Collected data:
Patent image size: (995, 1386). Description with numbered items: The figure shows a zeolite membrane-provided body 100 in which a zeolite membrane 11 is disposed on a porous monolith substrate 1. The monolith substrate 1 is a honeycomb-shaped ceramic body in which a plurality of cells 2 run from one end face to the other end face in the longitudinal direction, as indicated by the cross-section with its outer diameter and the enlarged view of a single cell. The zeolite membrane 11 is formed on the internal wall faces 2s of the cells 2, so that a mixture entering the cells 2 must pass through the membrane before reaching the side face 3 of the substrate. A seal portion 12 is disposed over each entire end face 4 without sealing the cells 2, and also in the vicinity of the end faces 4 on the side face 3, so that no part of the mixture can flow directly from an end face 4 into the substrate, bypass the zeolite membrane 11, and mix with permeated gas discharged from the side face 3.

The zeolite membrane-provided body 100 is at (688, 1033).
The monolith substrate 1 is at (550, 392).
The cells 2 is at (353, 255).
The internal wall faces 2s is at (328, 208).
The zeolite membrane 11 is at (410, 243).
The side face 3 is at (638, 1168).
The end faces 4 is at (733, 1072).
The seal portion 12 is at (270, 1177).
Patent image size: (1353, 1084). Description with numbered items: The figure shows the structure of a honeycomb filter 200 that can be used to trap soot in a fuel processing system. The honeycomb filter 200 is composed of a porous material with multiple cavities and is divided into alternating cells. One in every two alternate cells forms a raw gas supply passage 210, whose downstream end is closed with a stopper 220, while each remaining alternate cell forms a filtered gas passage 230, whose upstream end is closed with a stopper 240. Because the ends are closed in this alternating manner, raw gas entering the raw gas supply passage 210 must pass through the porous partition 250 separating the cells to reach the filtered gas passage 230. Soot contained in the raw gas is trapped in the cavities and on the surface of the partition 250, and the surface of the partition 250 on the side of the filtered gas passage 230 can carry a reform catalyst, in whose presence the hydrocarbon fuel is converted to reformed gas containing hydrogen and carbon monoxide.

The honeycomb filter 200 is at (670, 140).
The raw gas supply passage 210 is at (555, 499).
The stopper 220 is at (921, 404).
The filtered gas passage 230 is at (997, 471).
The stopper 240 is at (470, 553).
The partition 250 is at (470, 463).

- Aim of the exercise -
Give the entries again in full, with nothing changed.

- Answer for the task -
Patent image size: (995, 1386). Description with numbered items: The figure shows a zeolite membrane-provided body 100 in which a zeolite membrane 11 is disposed on a porous monolith substrate 1. The monolith substrate 1 is a honeycomb-shaped ceramic body in which a plurality of cells 2 run from one end face to the other end face in the longitudinal direction, as indicated by the cross-section with its outer diameter and the enlarged view of a single cell. The zeolite membrane 11 is formed on the internal wall faces 2s of the cells 2, so that a mixture entering the cells 2 must pass through the membrane before reaching the side face 3 of the substrate. A seal portion 12 is disposed over each entire end face 4 without sealing the cells 2, and also in the vicinity of the end faces 4 on the side face 3, so that no part of the mixture can flow directly from an end face 4 into the substrate, bypass the zeolite membrane 11, and mix with permeated gas discharged from the side face 3.

The zeolite membrane-provided body 100 is at (688, 1033).
The monolith substrate 1 is at (550, 392).
The cells 2 is at (353, 255).
The internal wall faces 2s is at (328, 208).
The zeolite membrane 11 is at (410, 243).
The side face 3 is at (638, 1168).
The end faces 4 is at (733, 1072).
The seal portion 12 is at (270, 1177).
Patent image size: (1353, 1084). Description with numbered items: The figure shows the structure of a honeycomb filter 200 that can be used to trap soot in a fuel processing system. The honeycomb filter 200 is composed of a porous material with multiple cavities and is divided into alternating cells. One in every two alternate cells forms a raw gas supply passage 210, whose downstream end is closed with a stopper 220, while each remaining alternate cell forms a filtered gas passage 230, whose upstream end is closed with a stopper 240. Because the ends are closed in this alternating manner, raw gas entering the raw gas supply passage 210 must pass through the porous partition 250 separating the cells to reach the filtered gas passage 230. Soot contained in the raw gas is trapped in the cavities and on the surface of the partition 250, and the surface of the partition 250 on the side of the filtered gas passage 230 can carry a reform catalyst, in whose presence the hydrocarbon fuel is converted to reformed gas containing hydrogen and carbon monoxide.

The honeycomb filter 200 is at (670, 140).
The raw gas supply passage 210 is at (555, 499).
The stopper 220 is at (921, 404).
The filtered gas passage 230 is at (997, 471).
The stopper 240 is at (470, 553).
The partition 250 is at (470, 463).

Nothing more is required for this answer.